* [Given task]
Write out all of the entries exactly, please.

=== Records supplied ===

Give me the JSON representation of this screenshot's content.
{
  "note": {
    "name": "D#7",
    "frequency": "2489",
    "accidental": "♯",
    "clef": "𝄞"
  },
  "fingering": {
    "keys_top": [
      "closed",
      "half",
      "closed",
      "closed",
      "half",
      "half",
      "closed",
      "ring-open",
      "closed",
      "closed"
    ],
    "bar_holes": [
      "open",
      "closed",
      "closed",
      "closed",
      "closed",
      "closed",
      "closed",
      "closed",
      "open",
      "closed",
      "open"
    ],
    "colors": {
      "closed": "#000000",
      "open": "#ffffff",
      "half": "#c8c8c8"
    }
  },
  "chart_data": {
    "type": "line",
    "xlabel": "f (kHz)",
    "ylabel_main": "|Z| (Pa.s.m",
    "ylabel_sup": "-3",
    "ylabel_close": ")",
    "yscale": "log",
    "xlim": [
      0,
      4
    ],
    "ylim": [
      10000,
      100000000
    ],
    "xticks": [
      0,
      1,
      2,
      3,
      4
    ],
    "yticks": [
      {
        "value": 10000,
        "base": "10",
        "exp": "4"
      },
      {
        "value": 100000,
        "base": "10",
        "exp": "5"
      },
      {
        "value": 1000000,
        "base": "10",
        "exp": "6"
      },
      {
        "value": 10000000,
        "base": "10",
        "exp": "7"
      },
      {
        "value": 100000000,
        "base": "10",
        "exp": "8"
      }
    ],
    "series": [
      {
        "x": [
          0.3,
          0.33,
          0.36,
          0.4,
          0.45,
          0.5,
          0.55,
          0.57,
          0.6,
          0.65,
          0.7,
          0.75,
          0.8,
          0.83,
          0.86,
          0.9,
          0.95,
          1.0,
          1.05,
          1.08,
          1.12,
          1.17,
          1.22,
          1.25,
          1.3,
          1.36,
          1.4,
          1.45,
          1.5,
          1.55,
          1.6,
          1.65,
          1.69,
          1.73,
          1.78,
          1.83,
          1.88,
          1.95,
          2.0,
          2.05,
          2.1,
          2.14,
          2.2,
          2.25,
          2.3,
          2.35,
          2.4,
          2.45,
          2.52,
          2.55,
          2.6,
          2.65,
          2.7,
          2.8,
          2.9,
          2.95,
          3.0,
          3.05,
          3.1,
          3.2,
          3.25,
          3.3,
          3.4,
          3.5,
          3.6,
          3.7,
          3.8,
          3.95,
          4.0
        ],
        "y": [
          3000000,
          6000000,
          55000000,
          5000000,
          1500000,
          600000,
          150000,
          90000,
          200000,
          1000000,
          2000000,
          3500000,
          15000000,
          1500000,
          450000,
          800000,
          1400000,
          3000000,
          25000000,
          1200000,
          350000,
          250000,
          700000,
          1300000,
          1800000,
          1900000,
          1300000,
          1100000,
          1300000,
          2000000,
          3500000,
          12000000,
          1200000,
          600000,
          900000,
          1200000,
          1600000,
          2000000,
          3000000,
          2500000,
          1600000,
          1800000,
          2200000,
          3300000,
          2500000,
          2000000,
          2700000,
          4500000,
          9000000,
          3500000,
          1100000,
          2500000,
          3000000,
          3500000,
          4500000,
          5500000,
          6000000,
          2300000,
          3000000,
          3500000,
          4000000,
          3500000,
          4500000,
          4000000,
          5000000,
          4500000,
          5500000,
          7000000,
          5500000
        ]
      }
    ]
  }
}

===

* [Written answer]
Give me the JSON representation of this screenshot's content.
{
  "note": {
    "name": "D#7",
    "frequency": "2489",
    "accidental": "♯",
    "clef": "𝄞"
  },
  "fingering": {
    "keys_top": [
      "closed",
      "half",
      "closed",
      "closed",
      "half",
      "half",
      "closed",
      "ring-open",
      "closed",
      "closed"
    ],
    "bar_holes": [
      "open",
      "closed",
      "closed",
      "closed",
      "closed",
      "closed",
      "closed",
      "closed",
      "open",
      "closed",
      "open"
    ],
    "colors": {
      "closed": "#000000",
      "open": "#ffffff",
      "half": "#c8c8c8"
    }
  },
  "chart_data": {
    "type": "line",
    "xlabel": "f (kHz)",
    "ylabel_main": "|Z| (Pa.s.m",
    "ylabel_sup": "-3",
    "ylabel_close": ")",
    "yscale": "log",
    "xlim": [
      0,
      4
    ],
    "ylim": [
      10000,
      100000000
    ],
    "xticks": [
      0,
      1,
      2,
      3,
      4
    ],
    "yticks": [
      {
        "value": 10000,
        "base": "10",
        "exp": "4"
      },
      {
        "value": 100000,
        "base": "10",
        "exp": "5"
      },
      {
        "value": 1000000,
        "base": "10",
        "exp": "6"
      },
      {
        "value": 10000000,
        "base": "10",
        "exp": "7"
      },
      {
        "value": 100000000,
        "base": "10",
        "exp": "8"
      }
    ],
    "series": [
      {
        "x": [
          0.3,
          0.33,
          0.36,
          0.4,
          0.45,
          0.5,
          0.55,
          0.57,
          0.6,
          0.65,
          0.7,
          0.75,
          0.8,
          0.83,
          0.86,
          0.9,
          0.95,
          1.0,
          1.05,
          1.08,
          1.12,
          1.17,
          1.22,
          1.25,
          1.3,
          1.36,
          1.4,
          1.45,
          1.5,
          1.55,
          1.6,
          1.65,
          1.69,
          1.73,
          1.78,
          1.83,
          1.88,
          1.95,
          2.0,
          2.05,
          2.1,
          2.14,
          2.2,
          2.25,
          2.3,
          2.35,
          2.4,
          2.45,
          2.52,
          2.55,
          2.6,
          2.65,
          2.7,
          2.8,
          2.9,
          2.95,
          3.0,
          3.05,
          3.1,
          3.2,
          3.25,
          3.3,
          3.4,
          3.5,
          3.6,
          3.7,
          3.8,
          3.95,
          4.0
        ],
        "y": [
          3000000,
          6000000,
          55000000,
          5000000,
          1500000,
          600000,
          150000,
          90000,
          200000,
          1000000,
          2000000,
          3500000,
          15000000,
          1500000,
          450000,
          800000,
          1400000,
          3000000,
          25000000,
          1200000,
          350000,
          250000,
          700000,
          1300000,
          1800000,
          1900000,
          1300000,
          1100000,
          1300000,
          2000000,
          3500000,
          12000000,
          1200000,
          600000,
          900000,
          1200000,
          1600000,
          2000000,
          3000000,
          2500000,
          1600000,
          1800000,
          2200000,
          3300000,
          2500000,
          2000000,
          2700000,
          4500000,
          9000000,
          3500000,
          1100000,
          2500000,
          3000000,
          3500000,
          4500000,
          5500000,
          6000000,
          2300000,
          3000000,
          3500000,
          4000000,
          3500000,
          4500000,
          4000000,
          5000000,
          4500000,
          5500000,
          7000000,
          5500000
        ]
      }
    ]
  }
}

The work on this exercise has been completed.